Cada cierto tiempo, con puntualidad astral, me llega un erudito opúsculo (sobre el Lazarillo, sobre el Quijote) o un ambicioso ensayo (sobre el humanismo, sobre Petrarca) de Francisco Rico, uno de los buenos amigos que hice los años que viví en Barcelona. Y yo me lo imagino, entonces, tan flaco e incansable como hace dos décadas, en su casita de Sant Cugat del Vallès, entre montañas de libros, quemándose los ojos en antiquísimos infolios y garabateando sus fichas con una letra como. trazo de araña. Su caso es raro: un investigador al que la erudición no ha encallecido el gusto literario, un crítico que sabe que la buena crítica sirve a la creación y no se sirve de ella y un especialista en la Edad Media y el Siglo de Oro al que interesa y excita la literatura actual.Cuando lo conocí, además de escribir los suyos, ya promovía y concebía libros ajenos: estudios, reediciones, traducciones. Pasó luego a dirigir colecciones enteras y ahora lleva unos años embarcado en una formidable empresa -la Biblioteca Clásica, de la editorial Crítica, ciento once volúmenes de los que han aparecido ya unos dieciséis-,. en la que participan los hispanistas más destacados del mundo y que deberemos agradecerle siempre quienes compartimos, con él, la pasión de la buena lectura. He leído dos de ellos -los dedicados al Cantar del Mío Cid y La vida del Buscón- y revisado varios otros y no vacilo en recomendarlos como un modelo de ediciones, con textos depurados, exhaustiva información histórica y crítica y al mismo tiempo manejables y legibles. (Confesaré con cierta vergüenza que la descripción del contexto social, político y cultural en que fue escrito el poema del Cid, desgranada en las notas e incisos del profesor Alberto Montaner me resultó a veces tan fascinante como el propio poema).

----

[CONSIGNA 1]:
Según el documento, ¿de cuántos volúmenes consta la Biblioteca Clásica de la editorial Crítica?

----

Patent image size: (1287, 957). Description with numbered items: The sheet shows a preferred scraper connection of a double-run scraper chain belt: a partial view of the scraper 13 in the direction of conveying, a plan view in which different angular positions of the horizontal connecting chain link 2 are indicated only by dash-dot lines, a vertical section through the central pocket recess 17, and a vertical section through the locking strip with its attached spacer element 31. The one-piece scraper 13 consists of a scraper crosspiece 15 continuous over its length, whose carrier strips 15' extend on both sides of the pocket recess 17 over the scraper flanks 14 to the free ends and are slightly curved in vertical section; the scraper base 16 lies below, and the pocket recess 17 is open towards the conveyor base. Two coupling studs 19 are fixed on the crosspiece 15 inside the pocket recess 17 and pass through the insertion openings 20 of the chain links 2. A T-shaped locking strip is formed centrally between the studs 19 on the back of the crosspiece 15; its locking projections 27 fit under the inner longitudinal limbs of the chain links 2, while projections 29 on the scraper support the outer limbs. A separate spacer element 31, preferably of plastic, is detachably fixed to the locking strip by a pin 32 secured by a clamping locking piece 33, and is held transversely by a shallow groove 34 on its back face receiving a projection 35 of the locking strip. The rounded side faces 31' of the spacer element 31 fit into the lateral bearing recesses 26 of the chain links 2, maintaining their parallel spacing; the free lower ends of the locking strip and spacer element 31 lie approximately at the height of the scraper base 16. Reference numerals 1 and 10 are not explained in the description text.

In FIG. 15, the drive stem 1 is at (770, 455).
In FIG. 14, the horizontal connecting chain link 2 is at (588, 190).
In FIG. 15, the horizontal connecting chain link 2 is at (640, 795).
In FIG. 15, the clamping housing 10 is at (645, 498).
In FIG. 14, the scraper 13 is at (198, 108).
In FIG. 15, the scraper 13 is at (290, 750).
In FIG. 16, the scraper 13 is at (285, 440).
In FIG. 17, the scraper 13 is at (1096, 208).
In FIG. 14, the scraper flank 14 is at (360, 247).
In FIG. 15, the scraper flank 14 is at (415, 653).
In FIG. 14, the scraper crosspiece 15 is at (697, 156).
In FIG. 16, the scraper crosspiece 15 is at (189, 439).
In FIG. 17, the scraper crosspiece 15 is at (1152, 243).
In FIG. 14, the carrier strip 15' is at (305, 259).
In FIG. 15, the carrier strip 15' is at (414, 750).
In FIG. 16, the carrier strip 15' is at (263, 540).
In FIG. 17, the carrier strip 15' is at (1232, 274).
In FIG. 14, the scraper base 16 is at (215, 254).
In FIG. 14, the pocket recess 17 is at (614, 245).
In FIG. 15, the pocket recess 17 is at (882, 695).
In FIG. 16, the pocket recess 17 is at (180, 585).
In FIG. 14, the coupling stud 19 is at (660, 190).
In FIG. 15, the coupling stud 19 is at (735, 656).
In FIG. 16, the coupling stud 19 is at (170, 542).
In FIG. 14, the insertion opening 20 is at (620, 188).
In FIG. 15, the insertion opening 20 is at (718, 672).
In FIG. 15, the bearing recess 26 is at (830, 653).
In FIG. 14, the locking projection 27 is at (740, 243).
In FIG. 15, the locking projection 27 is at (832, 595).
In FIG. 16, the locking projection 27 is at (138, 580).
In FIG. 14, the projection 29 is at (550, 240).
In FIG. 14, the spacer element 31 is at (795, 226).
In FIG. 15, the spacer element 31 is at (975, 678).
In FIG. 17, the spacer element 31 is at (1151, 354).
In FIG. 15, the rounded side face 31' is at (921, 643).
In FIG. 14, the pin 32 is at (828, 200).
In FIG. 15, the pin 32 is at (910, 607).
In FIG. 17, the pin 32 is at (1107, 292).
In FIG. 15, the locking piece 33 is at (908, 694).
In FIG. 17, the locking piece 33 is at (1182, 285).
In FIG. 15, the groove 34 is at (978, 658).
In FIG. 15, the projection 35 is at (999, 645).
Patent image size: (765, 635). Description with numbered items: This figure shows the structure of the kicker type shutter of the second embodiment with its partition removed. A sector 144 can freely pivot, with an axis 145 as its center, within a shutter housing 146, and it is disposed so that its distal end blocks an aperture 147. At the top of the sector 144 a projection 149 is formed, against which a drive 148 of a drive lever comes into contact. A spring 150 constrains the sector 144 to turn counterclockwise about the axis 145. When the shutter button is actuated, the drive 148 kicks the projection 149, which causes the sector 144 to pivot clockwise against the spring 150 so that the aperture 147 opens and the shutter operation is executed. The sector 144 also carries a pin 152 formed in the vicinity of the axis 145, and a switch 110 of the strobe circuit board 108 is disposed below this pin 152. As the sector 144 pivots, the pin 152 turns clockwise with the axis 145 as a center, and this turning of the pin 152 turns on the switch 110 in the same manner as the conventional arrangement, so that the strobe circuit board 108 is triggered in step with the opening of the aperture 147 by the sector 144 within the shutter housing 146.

----

[CONSIGNA 2]:
Edita las entradas desde su comienzo hasta la línea que contiene "In FIG. 14, the horizontal", ambas incluidas, sustituyendo "double-run" por "two-strand" sin alterar nada más. Devuelve solo esas líneas.

[SALIDA COMPLETA 1]:
Ciento once volúmenes.

[SALIDA COMPLETA 2]:
Patent image size: (1287, 957). Description with numbered items: The sheet shows a preferred scraper connection of a two-strand scraper chain belt: a partial view of the scraper 13 in the direction of conveying, a plan view in which different angular positions of the horizontal connecting chain link 2 are indicated only by dash-dot lines, a vertical section through the central pocket recess 17, and a vertical section through the locking strip with its attached spacer element 31. The one-piece scraper 13 consists of a scraper crosspiece 15 continuous over its length, whose carrier strips 15' extend on both sides of the pocket recess 17 over the scraper flanks 14 to the free ends and are slightly curved in vertical section; the scraper base 16 lies below, and the pocket recess 17 is open towards the conveyor base. Two coupling studs 19 are fixed on the crosspiece 15 inside the pocket recess 17 and pass through the insertion openings 20 of the chain links 2. A T-shaped locking strip is formed centrally between the studs 19 on the back of the crosspiece 15; its locking projections 27 fit under the inner longitudinal limbs of the chain links 2, while projections 29 on the scraper support the outer limbs. A separate spacer element 31, preferably of plastic, is detachably fixed to the locking strip by a pin 32 secured by a clamping locking piece 33, and is held transversely by a shallow groove 34 on its back face receiving a projection 35 of the locking strip. The rounded side faces 31' of the spacer element 31 fit into the lateral bearing recesses 26 of the chain links 2, maintaining their parallel spacing; the free lower ends of the locking strip and spacer element 31 lie approximately at the height of the scraper base 16. Reference numerals 1 and 10 are not explained in the description text.

In FIG. 15, the drive stem 1 is at (770, 455).
In FIG. 14, the horizontal connecting chain link 2 is at (588, 190).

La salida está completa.